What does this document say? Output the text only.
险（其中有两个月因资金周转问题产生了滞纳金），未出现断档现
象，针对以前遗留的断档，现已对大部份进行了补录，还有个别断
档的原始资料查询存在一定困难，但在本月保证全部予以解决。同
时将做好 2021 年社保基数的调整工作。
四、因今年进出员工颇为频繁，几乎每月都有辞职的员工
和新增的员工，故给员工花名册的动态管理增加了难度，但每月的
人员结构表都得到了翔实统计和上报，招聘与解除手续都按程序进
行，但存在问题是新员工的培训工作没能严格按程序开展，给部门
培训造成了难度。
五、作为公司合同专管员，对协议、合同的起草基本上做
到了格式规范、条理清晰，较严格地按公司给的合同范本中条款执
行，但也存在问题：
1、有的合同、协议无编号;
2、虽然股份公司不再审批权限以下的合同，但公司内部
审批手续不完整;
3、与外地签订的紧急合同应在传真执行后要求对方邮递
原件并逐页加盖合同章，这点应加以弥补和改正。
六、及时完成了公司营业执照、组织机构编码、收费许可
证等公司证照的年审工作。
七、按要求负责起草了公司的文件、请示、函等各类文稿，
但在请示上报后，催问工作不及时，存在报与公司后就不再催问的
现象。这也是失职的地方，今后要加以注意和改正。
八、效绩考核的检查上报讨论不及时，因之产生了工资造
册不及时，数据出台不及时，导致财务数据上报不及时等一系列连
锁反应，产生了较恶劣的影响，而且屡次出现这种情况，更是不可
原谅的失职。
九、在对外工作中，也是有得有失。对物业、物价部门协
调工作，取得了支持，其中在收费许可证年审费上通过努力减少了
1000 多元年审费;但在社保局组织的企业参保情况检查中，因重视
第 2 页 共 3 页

========

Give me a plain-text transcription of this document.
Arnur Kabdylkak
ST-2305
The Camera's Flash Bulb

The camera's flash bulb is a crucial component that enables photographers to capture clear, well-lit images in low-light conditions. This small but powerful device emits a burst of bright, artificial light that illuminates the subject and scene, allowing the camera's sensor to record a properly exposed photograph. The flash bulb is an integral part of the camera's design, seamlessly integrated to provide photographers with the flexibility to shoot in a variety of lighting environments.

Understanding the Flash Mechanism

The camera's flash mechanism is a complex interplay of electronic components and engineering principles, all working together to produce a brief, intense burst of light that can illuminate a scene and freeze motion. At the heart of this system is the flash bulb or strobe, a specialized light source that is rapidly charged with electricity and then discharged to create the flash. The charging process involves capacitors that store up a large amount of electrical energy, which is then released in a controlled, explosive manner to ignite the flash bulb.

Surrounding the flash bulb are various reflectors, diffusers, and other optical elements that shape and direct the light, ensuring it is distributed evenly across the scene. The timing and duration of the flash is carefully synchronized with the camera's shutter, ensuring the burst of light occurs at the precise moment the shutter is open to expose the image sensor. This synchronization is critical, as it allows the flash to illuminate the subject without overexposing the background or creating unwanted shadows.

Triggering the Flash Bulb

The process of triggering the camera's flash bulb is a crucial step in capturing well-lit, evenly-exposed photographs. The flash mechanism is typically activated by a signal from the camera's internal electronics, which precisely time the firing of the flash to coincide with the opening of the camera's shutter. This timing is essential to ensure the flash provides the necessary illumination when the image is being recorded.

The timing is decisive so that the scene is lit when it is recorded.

========

**WHAT YOU HAVE TO DO**. Scan the listing above for the word "text" and copy every line that holds it.

**EXPECTED ANSWER**.
What does this document say? Output the text only.
Give me a plain-text transcription of this document.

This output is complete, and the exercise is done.